Dataset items
-- start --

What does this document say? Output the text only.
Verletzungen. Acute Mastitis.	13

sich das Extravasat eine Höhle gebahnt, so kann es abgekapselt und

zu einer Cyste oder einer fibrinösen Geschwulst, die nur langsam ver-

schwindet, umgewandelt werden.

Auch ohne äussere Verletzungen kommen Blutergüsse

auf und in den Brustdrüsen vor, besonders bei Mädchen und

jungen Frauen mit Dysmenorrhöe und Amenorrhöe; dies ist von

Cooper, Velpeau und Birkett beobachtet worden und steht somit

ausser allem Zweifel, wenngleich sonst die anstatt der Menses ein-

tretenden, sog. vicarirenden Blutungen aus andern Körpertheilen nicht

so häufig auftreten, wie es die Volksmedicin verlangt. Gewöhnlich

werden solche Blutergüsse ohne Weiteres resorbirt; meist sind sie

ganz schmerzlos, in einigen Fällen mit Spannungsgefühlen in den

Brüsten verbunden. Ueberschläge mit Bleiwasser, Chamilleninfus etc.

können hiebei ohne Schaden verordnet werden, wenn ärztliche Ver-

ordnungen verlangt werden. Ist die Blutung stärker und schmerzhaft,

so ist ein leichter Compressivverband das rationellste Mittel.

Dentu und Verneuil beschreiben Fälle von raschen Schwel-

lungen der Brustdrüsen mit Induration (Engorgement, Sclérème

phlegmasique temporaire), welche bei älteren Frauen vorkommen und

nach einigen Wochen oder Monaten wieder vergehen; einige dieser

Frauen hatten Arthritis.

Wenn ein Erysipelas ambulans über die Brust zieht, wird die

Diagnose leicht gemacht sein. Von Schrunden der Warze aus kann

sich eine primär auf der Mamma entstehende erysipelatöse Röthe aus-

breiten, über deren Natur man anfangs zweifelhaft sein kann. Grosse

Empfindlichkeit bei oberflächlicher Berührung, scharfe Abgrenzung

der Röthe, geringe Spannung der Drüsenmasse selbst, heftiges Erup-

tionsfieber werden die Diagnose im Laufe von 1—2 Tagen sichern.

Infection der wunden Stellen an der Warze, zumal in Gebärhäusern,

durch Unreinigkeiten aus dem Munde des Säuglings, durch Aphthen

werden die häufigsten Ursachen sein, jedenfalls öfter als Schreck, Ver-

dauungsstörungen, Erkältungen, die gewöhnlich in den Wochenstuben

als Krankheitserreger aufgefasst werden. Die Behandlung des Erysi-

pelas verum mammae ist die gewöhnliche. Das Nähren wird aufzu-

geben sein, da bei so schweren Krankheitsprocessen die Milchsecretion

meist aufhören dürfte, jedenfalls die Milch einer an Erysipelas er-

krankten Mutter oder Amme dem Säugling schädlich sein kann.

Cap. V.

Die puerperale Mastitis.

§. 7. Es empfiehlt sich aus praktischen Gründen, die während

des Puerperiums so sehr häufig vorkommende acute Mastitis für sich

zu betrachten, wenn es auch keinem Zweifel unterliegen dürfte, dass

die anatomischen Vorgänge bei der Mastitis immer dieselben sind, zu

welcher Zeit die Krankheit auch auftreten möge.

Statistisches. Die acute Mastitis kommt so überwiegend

-- end --
-- start --

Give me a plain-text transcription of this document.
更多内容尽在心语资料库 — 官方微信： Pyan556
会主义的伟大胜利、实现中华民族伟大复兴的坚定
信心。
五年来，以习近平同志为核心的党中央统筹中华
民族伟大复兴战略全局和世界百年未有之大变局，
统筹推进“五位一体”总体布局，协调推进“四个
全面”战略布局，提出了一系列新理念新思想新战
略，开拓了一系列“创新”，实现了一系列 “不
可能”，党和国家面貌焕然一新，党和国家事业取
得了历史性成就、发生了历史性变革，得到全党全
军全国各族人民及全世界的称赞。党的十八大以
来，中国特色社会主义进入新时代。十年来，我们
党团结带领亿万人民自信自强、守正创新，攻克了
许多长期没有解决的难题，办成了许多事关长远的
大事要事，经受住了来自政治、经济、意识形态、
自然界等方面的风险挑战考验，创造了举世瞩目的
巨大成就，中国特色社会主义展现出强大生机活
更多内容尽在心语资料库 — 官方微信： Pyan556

-- end --
-- start --

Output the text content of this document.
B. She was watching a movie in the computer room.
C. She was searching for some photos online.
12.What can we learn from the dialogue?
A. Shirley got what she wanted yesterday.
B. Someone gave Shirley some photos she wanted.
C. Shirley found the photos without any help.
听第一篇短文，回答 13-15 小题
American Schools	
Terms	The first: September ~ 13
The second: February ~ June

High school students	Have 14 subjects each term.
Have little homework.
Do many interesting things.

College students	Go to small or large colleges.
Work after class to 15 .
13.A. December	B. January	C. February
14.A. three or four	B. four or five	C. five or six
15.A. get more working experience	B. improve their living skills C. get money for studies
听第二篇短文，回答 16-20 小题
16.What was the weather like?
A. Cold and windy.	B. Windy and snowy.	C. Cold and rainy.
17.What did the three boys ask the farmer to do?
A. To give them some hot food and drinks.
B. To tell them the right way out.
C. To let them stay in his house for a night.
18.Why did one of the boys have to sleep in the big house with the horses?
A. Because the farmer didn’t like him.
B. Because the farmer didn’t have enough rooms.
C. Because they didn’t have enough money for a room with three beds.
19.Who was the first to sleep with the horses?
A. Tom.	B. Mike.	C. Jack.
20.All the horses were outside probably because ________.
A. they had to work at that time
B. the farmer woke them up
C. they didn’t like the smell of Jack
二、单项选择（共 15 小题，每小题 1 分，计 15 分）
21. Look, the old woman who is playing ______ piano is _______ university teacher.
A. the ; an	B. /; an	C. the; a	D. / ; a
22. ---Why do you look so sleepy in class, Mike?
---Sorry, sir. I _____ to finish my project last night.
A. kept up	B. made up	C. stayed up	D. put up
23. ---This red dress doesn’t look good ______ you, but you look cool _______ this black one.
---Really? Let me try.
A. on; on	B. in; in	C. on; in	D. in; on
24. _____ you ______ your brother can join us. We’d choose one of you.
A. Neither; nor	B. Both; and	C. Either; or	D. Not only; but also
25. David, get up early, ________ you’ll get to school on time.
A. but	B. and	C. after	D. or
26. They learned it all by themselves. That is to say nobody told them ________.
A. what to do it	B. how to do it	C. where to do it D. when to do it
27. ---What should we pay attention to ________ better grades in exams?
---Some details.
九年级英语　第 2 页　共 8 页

-- end --

> **Exercise task**:
Copy every line of the entries above in which "house" occurs.

> **Right answer**:
C. To let them stay in his house for a night.
18.Why did one of the boys have to sleep in the big house with the horses?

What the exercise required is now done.